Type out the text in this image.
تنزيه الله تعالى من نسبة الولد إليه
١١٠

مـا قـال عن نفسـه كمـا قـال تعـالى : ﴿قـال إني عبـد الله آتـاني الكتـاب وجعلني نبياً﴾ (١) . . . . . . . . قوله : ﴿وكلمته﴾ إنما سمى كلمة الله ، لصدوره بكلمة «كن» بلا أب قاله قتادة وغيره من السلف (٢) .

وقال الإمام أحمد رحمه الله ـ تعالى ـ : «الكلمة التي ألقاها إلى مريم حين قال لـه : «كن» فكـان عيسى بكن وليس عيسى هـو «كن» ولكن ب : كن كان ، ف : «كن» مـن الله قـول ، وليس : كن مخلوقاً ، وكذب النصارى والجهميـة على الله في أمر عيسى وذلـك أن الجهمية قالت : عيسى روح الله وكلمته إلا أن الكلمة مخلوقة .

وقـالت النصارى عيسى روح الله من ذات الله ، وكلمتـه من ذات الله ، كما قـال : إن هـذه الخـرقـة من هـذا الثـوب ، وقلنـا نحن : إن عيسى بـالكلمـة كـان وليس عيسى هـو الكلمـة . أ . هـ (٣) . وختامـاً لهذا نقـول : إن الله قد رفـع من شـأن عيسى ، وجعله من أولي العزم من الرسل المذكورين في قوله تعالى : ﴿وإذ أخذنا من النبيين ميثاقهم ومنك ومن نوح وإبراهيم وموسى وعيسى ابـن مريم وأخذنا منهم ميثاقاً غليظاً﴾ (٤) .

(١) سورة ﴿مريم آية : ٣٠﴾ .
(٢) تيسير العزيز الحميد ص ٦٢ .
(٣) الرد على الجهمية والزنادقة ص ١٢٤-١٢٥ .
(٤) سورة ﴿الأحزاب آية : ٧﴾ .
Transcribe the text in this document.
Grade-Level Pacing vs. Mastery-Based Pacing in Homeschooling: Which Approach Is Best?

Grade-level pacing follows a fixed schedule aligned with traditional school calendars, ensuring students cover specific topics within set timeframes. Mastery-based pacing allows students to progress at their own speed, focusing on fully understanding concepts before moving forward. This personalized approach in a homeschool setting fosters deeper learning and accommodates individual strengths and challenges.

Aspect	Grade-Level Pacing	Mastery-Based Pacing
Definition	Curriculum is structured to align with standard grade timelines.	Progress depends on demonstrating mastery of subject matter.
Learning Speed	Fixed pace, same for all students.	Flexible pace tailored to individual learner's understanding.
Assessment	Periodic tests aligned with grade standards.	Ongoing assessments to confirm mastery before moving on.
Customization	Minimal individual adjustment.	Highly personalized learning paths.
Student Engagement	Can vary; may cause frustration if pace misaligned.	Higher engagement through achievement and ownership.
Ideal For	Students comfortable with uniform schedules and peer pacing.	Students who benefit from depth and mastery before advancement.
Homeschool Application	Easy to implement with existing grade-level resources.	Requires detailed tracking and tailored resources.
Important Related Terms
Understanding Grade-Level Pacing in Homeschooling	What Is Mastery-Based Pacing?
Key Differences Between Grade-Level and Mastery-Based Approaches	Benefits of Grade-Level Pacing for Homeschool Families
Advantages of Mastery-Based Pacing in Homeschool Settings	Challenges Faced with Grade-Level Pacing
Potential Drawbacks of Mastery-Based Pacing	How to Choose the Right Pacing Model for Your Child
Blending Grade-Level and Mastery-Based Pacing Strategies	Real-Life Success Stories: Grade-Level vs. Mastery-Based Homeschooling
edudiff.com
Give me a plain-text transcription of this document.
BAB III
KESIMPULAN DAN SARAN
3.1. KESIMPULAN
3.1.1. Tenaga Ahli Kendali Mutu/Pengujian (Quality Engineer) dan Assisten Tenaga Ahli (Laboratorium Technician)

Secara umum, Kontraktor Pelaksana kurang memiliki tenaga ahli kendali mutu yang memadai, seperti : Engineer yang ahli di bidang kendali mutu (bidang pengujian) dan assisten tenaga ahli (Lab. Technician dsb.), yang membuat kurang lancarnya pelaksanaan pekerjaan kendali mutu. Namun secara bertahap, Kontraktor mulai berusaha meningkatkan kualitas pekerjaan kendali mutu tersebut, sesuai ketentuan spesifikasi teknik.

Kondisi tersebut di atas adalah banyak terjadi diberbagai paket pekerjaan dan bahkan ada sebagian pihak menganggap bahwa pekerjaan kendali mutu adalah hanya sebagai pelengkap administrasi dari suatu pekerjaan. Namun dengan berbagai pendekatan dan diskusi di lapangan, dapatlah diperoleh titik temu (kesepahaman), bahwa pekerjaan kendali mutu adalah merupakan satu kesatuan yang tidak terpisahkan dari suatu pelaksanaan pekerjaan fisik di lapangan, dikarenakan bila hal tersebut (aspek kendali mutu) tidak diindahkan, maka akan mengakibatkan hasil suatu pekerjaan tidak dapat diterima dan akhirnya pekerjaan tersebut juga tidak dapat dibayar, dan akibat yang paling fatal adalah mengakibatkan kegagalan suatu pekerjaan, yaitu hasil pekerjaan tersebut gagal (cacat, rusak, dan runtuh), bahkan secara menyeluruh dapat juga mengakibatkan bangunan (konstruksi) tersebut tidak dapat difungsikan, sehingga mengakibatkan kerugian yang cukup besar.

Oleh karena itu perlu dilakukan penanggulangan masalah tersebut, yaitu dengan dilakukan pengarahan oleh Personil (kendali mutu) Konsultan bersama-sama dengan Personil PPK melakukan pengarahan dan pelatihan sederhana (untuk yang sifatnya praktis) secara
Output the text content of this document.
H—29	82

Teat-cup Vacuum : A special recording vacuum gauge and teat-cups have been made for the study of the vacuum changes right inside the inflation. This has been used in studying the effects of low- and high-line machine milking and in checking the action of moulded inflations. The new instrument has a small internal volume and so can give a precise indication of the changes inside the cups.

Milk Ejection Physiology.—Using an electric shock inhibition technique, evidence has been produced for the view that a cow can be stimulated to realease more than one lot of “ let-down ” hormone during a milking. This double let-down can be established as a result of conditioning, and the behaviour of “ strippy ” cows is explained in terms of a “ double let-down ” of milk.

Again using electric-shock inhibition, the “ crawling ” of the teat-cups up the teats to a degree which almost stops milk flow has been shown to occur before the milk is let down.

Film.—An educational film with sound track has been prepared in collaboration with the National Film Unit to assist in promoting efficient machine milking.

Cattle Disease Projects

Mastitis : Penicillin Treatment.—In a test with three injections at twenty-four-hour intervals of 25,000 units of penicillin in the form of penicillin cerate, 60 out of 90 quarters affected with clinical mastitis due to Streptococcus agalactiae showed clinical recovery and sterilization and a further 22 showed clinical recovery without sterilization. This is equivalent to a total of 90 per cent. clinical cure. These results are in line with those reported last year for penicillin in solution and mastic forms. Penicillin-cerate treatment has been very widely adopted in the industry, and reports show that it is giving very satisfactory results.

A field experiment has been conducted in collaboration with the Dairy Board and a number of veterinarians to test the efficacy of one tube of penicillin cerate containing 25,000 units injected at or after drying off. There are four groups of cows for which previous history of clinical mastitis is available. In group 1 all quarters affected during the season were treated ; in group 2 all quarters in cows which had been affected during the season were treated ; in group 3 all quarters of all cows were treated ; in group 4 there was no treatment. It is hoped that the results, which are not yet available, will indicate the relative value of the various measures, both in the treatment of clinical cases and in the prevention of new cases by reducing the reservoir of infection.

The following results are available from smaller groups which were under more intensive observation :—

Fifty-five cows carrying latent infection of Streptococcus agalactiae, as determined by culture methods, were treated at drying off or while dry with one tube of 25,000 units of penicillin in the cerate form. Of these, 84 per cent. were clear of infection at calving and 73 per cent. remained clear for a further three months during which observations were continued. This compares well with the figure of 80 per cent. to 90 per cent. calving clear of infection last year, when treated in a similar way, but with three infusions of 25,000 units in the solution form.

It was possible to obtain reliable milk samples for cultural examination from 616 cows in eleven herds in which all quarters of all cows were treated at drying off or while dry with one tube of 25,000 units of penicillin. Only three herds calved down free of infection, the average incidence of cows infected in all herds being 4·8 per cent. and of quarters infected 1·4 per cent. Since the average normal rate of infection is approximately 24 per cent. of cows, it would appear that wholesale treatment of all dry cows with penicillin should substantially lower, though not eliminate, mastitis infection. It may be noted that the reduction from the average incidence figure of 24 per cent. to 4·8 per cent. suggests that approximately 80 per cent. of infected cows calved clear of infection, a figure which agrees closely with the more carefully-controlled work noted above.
━━━━━━━━━━
Task requirements: How many lines in the entries contain the string "Streptococcus"? Answer with the number only.

Final result: 2